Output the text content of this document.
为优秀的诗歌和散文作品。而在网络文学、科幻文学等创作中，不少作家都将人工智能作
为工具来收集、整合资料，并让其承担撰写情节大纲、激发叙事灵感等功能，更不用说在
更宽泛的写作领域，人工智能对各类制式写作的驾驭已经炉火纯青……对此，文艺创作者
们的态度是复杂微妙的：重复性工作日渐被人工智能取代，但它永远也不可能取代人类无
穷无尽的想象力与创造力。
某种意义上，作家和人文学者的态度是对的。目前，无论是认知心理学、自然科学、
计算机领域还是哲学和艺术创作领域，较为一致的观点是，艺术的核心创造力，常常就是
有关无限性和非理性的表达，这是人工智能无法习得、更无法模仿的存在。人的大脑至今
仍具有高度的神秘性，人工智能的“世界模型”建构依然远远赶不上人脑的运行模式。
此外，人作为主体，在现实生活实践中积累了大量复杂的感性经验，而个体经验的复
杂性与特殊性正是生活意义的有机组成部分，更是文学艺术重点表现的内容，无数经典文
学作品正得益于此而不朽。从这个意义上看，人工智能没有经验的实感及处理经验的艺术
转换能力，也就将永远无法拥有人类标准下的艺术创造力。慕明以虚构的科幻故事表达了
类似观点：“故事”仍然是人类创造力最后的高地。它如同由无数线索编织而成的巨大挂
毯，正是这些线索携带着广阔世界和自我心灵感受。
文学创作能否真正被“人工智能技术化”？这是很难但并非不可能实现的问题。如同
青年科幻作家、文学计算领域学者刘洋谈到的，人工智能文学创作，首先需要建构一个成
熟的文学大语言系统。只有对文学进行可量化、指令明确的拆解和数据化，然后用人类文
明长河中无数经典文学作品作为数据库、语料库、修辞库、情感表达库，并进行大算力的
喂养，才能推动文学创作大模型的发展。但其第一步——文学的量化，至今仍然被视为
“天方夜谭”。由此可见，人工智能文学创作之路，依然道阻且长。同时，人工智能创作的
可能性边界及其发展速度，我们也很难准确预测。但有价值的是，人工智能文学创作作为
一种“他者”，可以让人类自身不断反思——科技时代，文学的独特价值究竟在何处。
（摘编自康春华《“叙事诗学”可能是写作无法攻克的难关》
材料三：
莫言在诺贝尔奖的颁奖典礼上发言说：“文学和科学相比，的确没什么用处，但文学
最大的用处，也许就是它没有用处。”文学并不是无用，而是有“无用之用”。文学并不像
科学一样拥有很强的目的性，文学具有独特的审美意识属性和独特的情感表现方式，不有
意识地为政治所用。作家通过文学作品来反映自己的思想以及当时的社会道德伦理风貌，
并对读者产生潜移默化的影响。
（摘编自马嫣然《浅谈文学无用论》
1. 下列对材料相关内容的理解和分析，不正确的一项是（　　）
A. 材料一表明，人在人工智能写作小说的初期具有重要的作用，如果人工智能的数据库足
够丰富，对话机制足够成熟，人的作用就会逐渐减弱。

▬▬▬▬▬▬

» **To do**: Copy every record exactly as presented.

» **Complete response**:
Output the text content of this document.
为优秀的诗歌和散文作品。而在网络文学、科幻文学等创作中，不少作家都将人工智能作
为工具来收集、整合资料，并让其承担撰写情节大纲、激发叙事灵感等功能，更不用说在
更宽泛的写作领域，人工智能对各类制式写作的驾驭已经炉火纯青……对此，文艺创作者
们的态度是复杂微妙的：重复性工作日渐被人工智能取代，但它永远也不可能取代人类无
穷无尽的想象力与创造力。
某种意义上，作家和人文学者的态度是对的。目前，无论是认知心理学、自然科学、
计算机领域还是哲学和艺术创作领域，较为一致的观点是，艺术的核心创造力，常常就是
有关无限性和非理性的表达，这是人工智能无法习得、更无法模仿的存在。人的大脑至今
仍具有高度的神秘性，人工智能的“世界模型”建构依然远远赶不上人脑的运行模式。
此外，人作为主体，在现实生活实践中积累了大量复杂的感性经验，而个体经验的复
杂性与特殊性正是生活意义的有机组成部分，更是文学艺术重点表现的内容，无数经典文
学作品正得益于此而不朽。从这个意义上看，人工智能没有经验的实感及处理经验的艺术
转换能力，也就将永远无法拥有人类标准下的艺术创造力。慕明以虚构的科幻故事表达了
类似观点：“故事”仍然是人类创造力最后的高地。它如同由无数线索编织而成的巨大挂
毯，正是这些线索携带着广阔世界和自我心灵感受。
文学创作能否真正被“人工智能技术化”？这是很难但并非不可能实现的问题。如同
青年科幻作家、文学计算领域学者刘洋谈到的，人工智能文学创作，首先需要建构一个成
熟的文学大语言系统。只有对文学进行可量化、指令明确的拆解和数据化，然后用人类文
明长河中无数经典文学作品作为数据库、语料库、修辞库、情感表达库，并进行大算力的
喂养，才能推动文学创作大模型的发展。但其第一步——文学的量化，至今仍然被视为
“天方夜谭”。由此可见，人工智能文学创作之路，依然道阻且长。同时，人工智能创作的
可能性边界及其发展速度，我们也很难准确预测。但有价值的是，人工智能文学创作作为
一种“他者”，可以让人类自身不断反思——科技时代，文学的独特价值究竟在何处。
（摘编自康春华《“叙事诗学”可能是写作无法攻克的难关》
材料三：
莫言在诺贝尔奖的颁奖典礼上发言说：“文学和科学相比，的确没什么用处，但文学
最大的用处，也许就是它没有用处。”文学并不是无用，而是有“无用之用”。文学并不像
科学一样拥有很强的目的性，文学具有独特的审美意识属性和独特的情感表现方式，不有
意识地为政治所用。作家通过文学作品来反映自己的思想以及当时的社会道德伦理风貌，
并对读者产生潜移默化的影响。
（摘编自马嫣然《浅谈文学无用论》
1. 下列对材料相关内容的理解和分析，不正确的一项是（　　）
A. 材料一表明，人在人工智能写作小说的初期具有重要的作用，如果人工智能的数据库足
够丰富，对话机制足够成熟，人的作用就会逐渐减弱。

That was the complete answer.